_Description of the task_
Say whether each statement agrees with the text on quality grades, answering yes or no and quoting the words of the text that decide it: 1. The sources showing disproportionately large aperture fluxes at very low PRF fluxes are faint sources close to a bright source. 2. The lower flux limit in Table 2 was taken from the SSC homepage. 3. The third effect concerns only the faintest sources.

_Text_
-*-*-

2.2.2 Step 2: assigning quality grades to the sources

Three different effects can be seen when plotting the flux obtained by PRF fitting versus that found with aperture photometry for all the extracted sources (Fig. 2). The first effect is present when we use a large aperture with a radius of 3 or 4 pixels. At very low PRF fluxes, there are several sources that show disproportionately large aperture fluxes, i.e. are above the dashed line. These sources are faint sources close to a bright source. In case of the larger aperture, we therefore already get a significant contribution in the aperture from the bright source. The second effect is relevant for some bright sources, whose PRF fluxes are smaller than the aperture fluxes. These sources are super-saturated; i.e., the radial intensity profile has a dip in the centre and so it shows a double peak structure. In a few cases, depending on the depth of the central valley, these two peaks are identified as two individual sources that are each fitted with a fainter PRF; i.e., both sources lie above the dashed line. In other cases, the fitted PRF ends up with a central flux between that of the central valley and that of the wings, meaning PRF fitting underestimates the total flux, so these sources are also shifted to the left in Fig. 2.

The SSC homepage provides values of the maximum flux of unsaturated point sources as a function of integration time. Table 2 presents the flux values interpolated to a frame exposure time of 1.2 s, along with a lower flux limit. This lower flux limit was adopted on subjective grounds for the quality grade labelling (see below). We thus have to be cautious with sources brighter than about 320 mJy in IRAC 1. Consistent with this warning is a third slight effect that seems to set in at fluxes close to this value and affects all brighter sources: the PRF fluxes increase disproportionately compared to the aperture fluxes, leading to a bending to the right, away from the dashed line in Fig. 2 (top). Aperture photometry thus measures the saturated plateau of the PRF, while PRF fitting seems to ignore the missing flux that would be present beyond the plateau and fits the wings. The individual source then lies below the dashed line, with a larger PRF flux than the aperture flux.

-*-*-

_Stored data_
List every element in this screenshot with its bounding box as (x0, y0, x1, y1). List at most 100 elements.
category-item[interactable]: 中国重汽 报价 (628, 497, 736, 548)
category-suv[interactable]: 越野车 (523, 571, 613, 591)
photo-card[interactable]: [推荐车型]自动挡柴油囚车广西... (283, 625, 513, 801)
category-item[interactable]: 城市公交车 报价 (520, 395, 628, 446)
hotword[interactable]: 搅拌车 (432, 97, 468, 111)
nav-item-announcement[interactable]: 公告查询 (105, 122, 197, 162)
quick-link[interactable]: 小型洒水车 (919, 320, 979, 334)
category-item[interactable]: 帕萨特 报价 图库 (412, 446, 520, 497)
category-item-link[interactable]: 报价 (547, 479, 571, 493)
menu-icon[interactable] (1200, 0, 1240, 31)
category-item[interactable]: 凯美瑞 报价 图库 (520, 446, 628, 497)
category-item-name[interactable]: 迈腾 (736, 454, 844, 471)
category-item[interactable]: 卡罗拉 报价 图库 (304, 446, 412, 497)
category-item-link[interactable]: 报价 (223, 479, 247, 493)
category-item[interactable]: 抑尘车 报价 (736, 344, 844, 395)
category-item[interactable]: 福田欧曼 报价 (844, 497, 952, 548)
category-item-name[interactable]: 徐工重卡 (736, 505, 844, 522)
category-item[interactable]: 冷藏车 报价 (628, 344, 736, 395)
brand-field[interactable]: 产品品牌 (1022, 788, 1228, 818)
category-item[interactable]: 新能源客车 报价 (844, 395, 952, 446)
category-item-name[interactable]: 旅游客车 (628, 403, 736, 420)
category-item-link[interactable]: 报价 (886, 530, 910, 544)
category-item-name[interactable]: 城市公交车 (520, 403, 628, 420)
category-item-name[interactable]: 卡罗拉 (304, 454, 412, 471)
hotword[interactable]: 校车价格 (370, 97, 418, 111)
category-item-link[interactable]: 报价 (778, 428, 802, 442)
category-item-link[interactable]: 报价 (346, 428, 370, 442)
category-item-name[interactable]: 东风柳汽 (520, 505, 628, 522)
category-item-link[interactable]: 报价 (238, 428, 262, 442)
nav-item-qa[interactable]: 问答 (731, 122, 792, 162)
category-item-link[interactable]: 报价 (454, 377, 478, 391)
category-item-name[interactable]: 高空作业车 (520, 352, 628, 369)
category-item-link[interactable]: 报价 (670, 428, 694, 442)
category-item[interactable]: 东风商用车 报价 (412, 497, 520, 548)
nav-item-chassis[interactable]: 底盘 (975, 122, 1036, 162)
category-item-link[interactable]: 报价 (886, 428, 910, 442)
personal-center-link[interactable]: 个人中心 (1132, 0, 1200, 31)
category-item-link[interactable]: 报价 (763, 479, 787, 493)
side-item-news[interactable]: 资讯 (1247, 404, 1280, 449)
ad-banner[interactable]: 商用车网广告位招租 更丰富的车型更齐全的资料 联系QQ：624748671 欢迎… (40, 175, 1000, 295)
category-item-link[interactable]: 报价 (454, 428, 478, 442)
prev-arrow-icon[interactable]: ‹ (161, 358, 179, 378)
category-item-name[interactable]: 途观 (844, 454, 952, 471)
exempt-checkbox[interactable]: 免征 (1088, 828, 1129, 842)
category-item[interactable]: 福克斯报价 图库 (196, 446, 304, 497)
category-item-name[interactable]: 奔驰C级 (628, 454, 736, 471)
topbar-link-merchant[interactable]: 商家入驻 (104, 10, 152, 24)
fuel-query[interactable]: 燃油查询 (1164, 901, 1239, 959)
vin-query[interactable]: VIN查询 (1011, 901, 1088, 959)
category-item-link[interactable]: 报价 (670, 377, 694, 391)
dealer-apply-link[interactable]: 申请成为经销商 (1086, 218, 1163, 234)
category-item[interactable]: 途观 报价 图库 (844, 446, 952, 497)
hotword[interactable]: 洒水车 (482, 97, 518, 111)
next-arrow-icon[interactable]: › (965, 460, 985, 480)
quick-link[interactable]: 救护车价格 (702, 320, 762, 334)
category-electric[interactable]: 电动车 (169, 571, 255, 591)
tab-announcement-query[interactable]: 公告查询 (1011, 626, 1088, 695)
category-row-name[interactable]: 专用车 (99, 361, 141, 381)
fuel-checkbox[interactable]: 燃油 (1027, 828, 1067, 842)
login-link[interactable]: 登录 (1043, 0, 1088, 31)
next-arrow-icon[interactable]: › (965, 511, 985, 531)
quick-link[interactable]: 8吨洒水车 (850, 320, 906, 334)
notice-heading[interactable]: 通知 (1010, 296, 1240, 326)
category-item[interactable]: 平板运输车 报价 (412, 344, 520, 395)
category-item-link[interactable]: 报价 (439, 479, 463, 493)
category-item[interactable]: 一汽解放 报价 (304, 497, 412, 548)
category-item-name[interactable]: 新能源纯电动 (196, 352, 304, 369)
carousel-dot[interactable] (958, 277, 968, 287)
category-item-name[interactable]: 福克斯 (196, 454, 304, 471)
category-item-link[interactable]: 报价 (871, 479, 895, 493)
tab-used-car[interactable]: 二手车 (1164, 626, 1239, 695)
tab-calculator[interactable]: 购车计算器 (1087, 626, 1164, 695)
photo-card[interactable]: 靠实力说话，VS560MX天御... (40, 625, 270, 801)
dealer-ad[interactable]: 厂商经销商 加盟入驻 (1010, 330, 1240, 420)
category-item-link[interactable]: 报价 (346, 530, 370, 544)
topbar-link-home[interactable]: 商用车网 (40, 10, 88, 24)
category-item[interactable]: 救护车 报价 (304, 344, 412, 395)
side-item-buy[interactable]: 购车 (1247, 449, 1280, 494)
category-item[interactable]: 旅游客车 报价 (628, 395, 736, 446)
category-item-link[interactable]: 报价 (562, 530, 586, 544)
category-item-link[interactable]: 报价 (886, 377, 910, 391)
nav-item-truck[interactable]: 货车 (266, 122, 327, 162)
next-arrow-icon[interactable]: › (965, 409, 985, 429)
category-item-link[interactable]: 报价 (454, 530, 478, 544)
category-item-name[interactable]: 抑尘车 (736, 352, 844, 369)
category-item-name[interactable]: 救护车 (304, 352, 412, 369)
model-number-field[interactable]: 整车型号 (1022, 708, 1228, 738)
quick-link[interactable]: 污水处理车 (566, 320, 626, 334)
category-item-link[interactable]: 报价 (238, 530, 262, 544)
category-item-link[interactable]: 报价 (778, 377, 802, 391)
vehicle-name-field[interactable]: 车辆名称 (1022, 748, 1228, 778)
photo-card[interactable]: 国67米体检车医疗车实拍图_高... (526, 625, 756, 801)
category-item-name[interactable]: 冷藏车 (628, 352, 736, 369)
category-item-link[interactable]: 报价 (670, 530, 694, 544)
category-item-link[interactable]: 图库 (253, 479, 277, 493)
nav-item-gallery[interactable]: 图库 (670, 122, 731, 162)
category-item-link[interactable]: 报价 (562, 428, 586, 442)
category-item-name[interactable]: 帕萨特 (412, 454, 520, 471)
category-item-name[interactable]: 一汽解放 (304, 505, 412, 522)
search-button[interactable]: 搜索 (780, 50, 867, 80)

-*-*-

_Written solution_
1. Yes: "These sources are faint sources close to a bright source."
2. No: "This lower flux limit was adopted on subjective grounds for the quality grade labelling"
3. No: "a third slight effect that seems to set in at fluxes close to this value and affects all brighter sources"